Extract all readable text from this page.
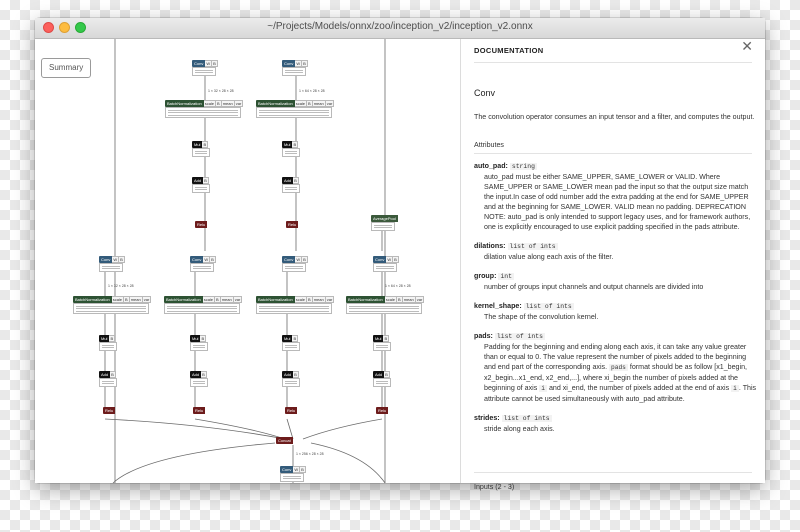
~/Projects/Models/onnx/zoo/inception_v2/inception_v2.onnx
Summary	Conv W B	Conv W B
1 × 32 × 28 × 28	1 × 64 × 28 × 28
BatchNormalization scale B mean var	BatchNormalization scale B mean var
Mul B	Mul B
Add B	Add B
AveragePool
Relu	Relu
Conv W B	Conv W B	Conv W B	Conv W B
BatchNormalization scale B mean var	BatchNormalization scale B mean var	BatchNormalization scale B mean var	BatchNormalization scale B mean var
1 × 32 × 28 × 28	1 × 64 × 28 × 28
Mul B	Mul B	Mul B	Mul B
Add B	Add B	Add B	Add B
Relu	Relu	Relu	Relu
Concat
1 × 256 × 28 × 28
Conv W B
DOCUMENTATION	✕
Conv
The convolution operator consumes an input tensor and a filter, and computes the output.
Attributes
auto_pad: string
auto_pad must be either SAME_UPPER, SAME_LOWER or VALID. Where SAME_UPPER or SAME_LOWER mean pad the input so that the output size match the input.In case of odd number add the extra padding at the end for SAME_UPPER and at the beginning for SAME_LOWER. VALID mean no padding. DEPRECATION NOTE: auto_pad is only intended to support legacy uses, and for framework authors, one is explicitly encouraged to use explicit padding specified in the pads attribute.
dilations: list of ints
dilation value along each axis of the filter.
group: int
number of groups input channels and output channels are divided into
kernel_shape: list of ints
The shape of the convolution kernel.
pads: list of ints
Padding for the beginning and ending along each axis, it can take any value greater than or equal to 0. The value represent the number of pixels added to the beginning and end part of the corresponding axis. pads format should be as follow [x1_begin, x2_begin...x1_end, x2_end,...], where xi_begin the number of pixels added at the beginning of axis i and xi_end, the number of pixels added at the end of axis i . This attribute cannot be used simultaneously with auto_pad attribute.
strides: list of ints
stride along each axis.
Inputs (2 - 3)
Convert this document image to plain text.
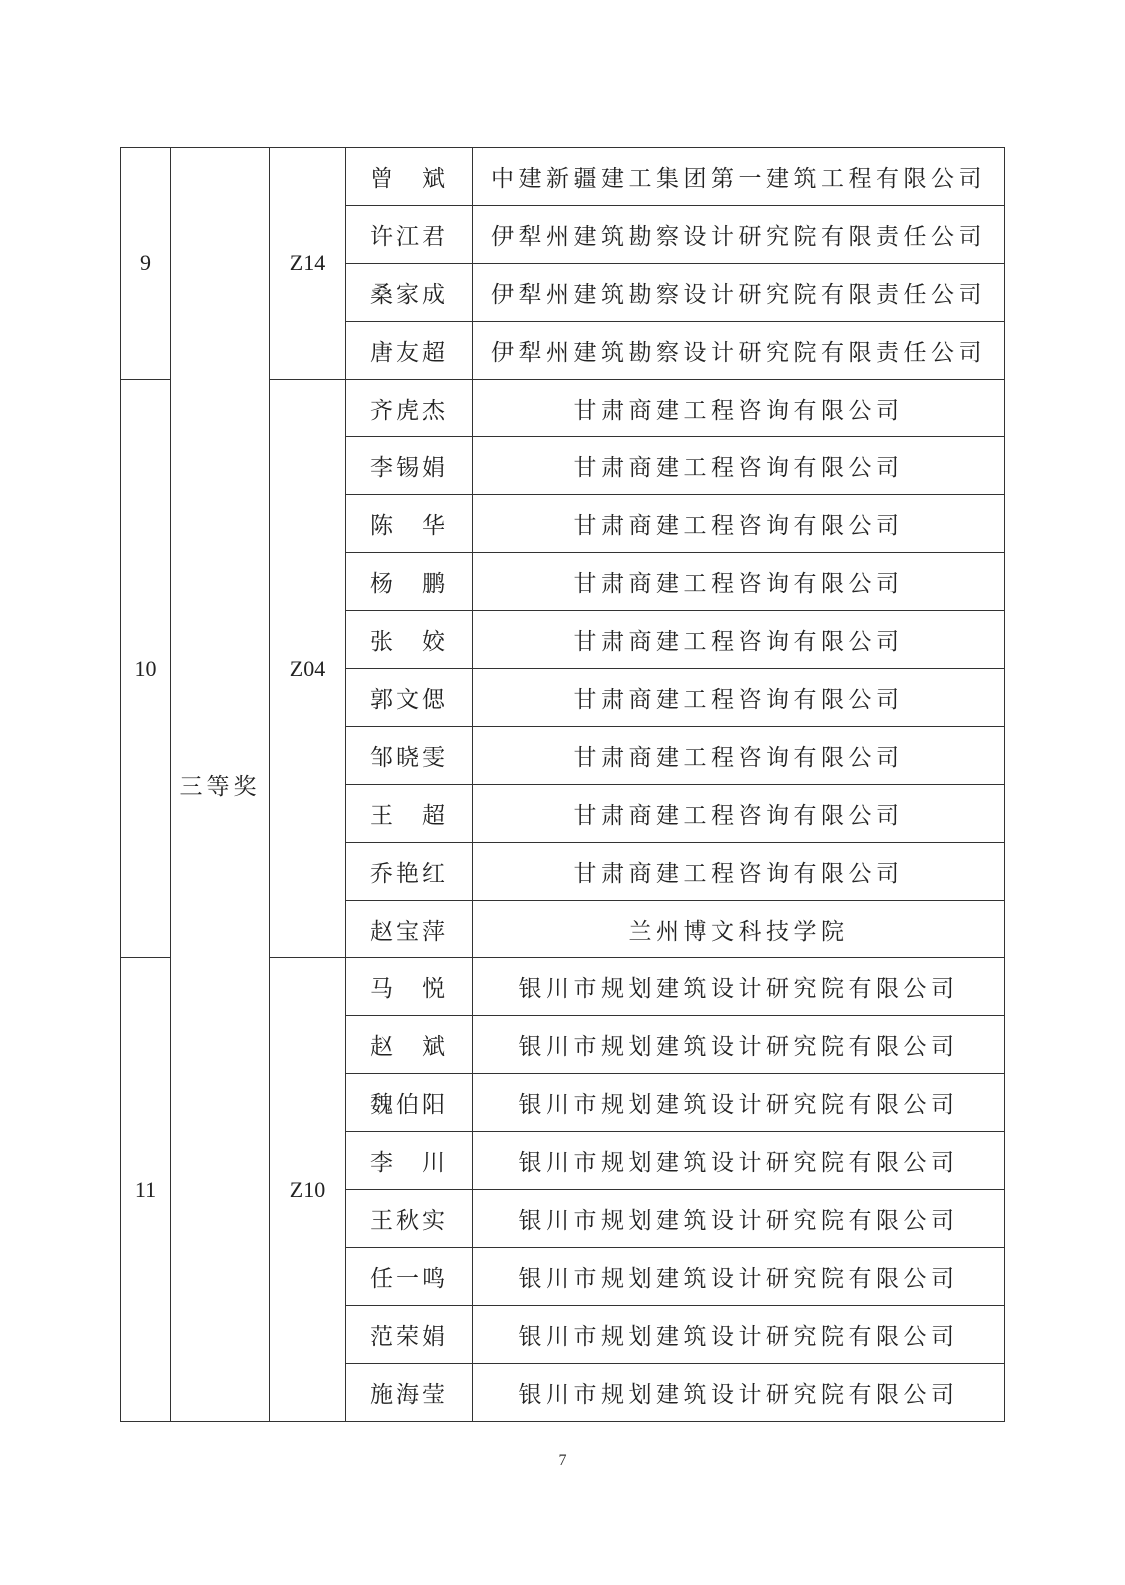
9	三等奖	Z14	曾　斌	中建新疆建工集团第一建筑工程有限公司
			许江君	伊犁州建筑勘察设计研究院有限责任公司
			桑家成	伊犁州建筑勘察设计研究院有限责任公司
			唐友超	伊犁州建筑勘察设计研究院有限责任公司
10		Z04	齐虎杰	甘肃商建工程咨询有限公司
			李锡娟	甘肃商建工程咨询有限公司
			陈　华	甘肃商建工程咨询有限公司
			杨　鹏	甘肃商建工程咨询有限公司
			张　姣	甘肃商建工程咨询有限公司
			郭文偲	甘肃商建工程咨询有限公司
			邹晓雯	甘肃商建工程咨询有限公司
			王　超	甘肃商建工程咨询有限公司
			乔艳红	甘肃商建工程咨询有限公司
			赵宝萍	兰州博文科技学院
11		Z10	马　悦	银川市规划建筑设计研究院有限公司
			赵　斌	银川市规划建筑设计研究院有限公司
			魏伯阳	银川市规划建筑设计研究院有限公司
			李　川	银川市规划建筑设计研究院有限公司
			王秋实	银川市规划建筑设计研究院有限公司
			任一鸣	银川市规划建筑设计研究院有限公司
			范荣娟	银川市规划建筑设计研究院有限公司
			施海莹	银川市规划建筑设计研究院有限公司
7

####

## Exercise prompt
Print each line from the one containing "Convert this document image to plain text." through the last line of the listing, both included, exactly and with no pictures.

## Written response
Convert this document image to plain text.
9	三等奖	Z14	曾　斌	中建新疆建工集团第一建筑工程有限公司
			许江君	伊犁州建筑勘察设计研究院有限责任公司
			桑家成	伊犁州建筑勘察设计研究院有限责任公司
			唐友超	伊犁州建筑勘察设计研究院有限责任公司
10		Z04	齐虎杰	甘肃商建工程咨询有限公司
			李锡娟	甘肃商建工程咨询有限公司
			陈　华	甘肃商建工程咨询有限公司
			杨　鹏	甘肃商建工程咨询有限公司
			张　姣	甘肃商建工程咨询有限公司
			郭文偲	甘肃商建工程咨询有限公司
			邹晓雯	甘肃商建工程咨询有限公司
			王　超	甘肃商建工程咨询有限公司
			乔艳红	甘肃商建工程咨询有限公司
			赵宝萍	兰州博文科技学院
11		Z10	马　悦	银川市规划建筑设计研究院有限公司
			赵　斌	银川市规划建筑设计研究院有限公司
			魏伯阳	银川市规划建筑设计研究院有限公司
			李　川	银川市规划建筑设计研究院有限公司
			王秋实	银川市规划建筑设计研究院有限公司
			任一鸣	银川市规划建筑设计研究院有限公司
			范荣娟	银川市规划建筑设计研究院有限公司
			施海莹	银川市规划建筑设计研究院有限公司
7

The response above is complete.